━━━━━ Document section

sorting, and handling) the cost to mail 260,000 first class letters would be $114,400.00, an amount that is still
prohibitive for the average member.
FN 8. Although
Miller's purpose of contacting the membership prior to the 2008 annual meeting can no longer be accomplished, his
purpose of having his proposed bylaw amendments distributed to the membership and put up for a vote may still be
accomplished at a future meeting.
FN 9. Section
8330, subdivision (c) provides that the "corporation may, within ten business days after receiving a demand . . .
deliver to the person or persons making the demand a written offer of an alternative method of achieving the
purpose identified in said demand without providing access to or a copy of the membership list."
FN 10. Both
parties also point to the Vacation Ownership and Time-Share Act of 2004 (Bus. & Prof. Code, § 11210 et seq.)
Worldmark cites it to show that the language is similar to that of the Corporations Code, and does not specify
email addresses. Respondents cite it to show more expansive language which they contend would include email
addresses. Neither party contends the Time-Share Act is applicable here.
FN 11. "'Written'
or 'in writing' includes facsimile, telegraphic, and other electronic communication as authorized by this code,
including an electronic transmission by a corporation that satisfies the requirements of Section 20." (§ 5079.)
FN 12. Section
20 provides: "'Electronic transmission by the corporation' means a communication (a) delivered by (1) facsimile
telecommunication or electronic mail when directed to the facsimile number or electronic mail address,
respectively, for that recipient on record with the corporation, (2) posting on an electronic message board or
network which the corporation has designated for those communications, together with a separate notice to the
recipient of the posting, which transmission shall be validly delivered upon the later of the posting or delivery
of the separate notice thereof, or (3) other means of electronic communication, (b) to a recipient who has provided
an unrevoked consent to the use of those means of transmission for communications under or pursuant to this code,
and (c) that creates a record that is capable of retention, retrieval, and review, and that may thereafter be
rendered into clearly legible tangible form. However, an electronic transmission under this code by a corporation
to an individual shareholder or member of the corporation who is a natural person, and if an officer or director of
the corporation, only if communicated to the recipient in that person's capacity as a shareholder or member, is not
authorized unless, in addition to satisfying the requirements of this section, the consent to the transmission has
been preceded by or includes a clear written statement to the recipient as to (a) any right of the recipient to
have the record provided or made available on paper or in nonelectronic form, (b) whether the consent applies only
to that transmission, to specified categories of communications, or to all communications from the corporation, and
(c) the procedures the recipient must use to withdraw consent."

━━━━━━━━━━
━━━━━ Supplied material

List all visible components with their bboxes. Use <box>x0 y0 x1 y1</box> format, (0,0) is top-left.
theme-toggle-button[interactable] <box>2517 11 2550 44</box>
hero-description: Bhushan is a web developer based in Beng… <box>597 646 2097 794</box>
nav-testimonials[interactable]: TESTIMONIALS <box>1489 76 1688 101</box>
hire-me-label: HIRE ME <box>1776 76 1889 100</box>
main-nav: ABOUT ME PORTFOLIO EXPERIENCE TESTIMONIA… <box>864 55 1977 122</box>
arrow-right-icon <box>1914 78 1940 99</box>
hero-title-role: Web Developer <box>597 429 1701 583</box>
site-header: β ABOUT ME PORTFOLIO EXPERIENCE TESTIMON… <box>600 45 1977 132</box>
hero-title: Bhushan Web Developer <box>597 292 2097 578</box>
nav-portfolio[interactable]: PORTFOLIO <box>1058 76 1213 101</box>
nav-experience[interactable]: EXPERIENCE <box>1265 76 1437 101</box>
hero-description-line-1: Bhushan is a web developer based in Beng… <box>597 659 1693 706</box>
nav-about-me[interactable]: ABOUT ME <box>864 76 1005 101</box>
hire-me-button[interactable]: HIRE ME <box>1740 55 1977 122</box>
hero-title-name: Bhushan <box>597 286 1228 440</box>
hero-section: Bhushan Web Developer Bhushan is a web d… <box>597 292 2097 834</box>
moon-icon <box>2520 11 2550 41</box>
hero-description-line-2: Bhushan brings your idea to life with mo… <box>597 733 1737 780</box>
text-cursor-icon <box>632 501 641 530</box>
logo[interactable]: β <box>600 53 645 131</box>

━━━━━━━━━━

## [What you will do]
A) From the footnotes, return everything from "sorting, and handling)" down to "a future meeting.".
B) Translate this sentence from the footnotes into Spanish: "Neither party contends the Time-Share Act is applicable here."
C) Decide whether each statement agrees with the footnotes. Answer yes or no, and quote the words that decide it.
(i) Mailing 260,000 first class letters would cost $114,400.00.
(ii) Under section 8330, subdivision (c), the corporation has thirty business days to deliver a written offer of an alternative method.
(iii) Worldmark contends that the Time-Share Act is applicable here.

## [Answers per task]
A)
sorting, and handling) the cost to mail 260,000 first class letters would be $114,400.00, an amount that is still
prohibitive for the average member.
FN 8. Although
Miller's purpose of contacting the membership prior to the 2008 annual meeting can no longer be accomplished, his
purpose of having his proposed bylaw amendments distributed to the membership and put up for a vote may still be
accomplished at a future meeting.

B) Ninguna de las partes sostiene que la Ley de Tiempo Compartido sea aplicable aquí.

C)
(i) Yes: "the cost to mail 260,000 first class letters would be $114,400.00"
(ii) No: "within ten business days after receiving a demand"
(iii) No: "Neither party contends the Time-Share Act is applicable here."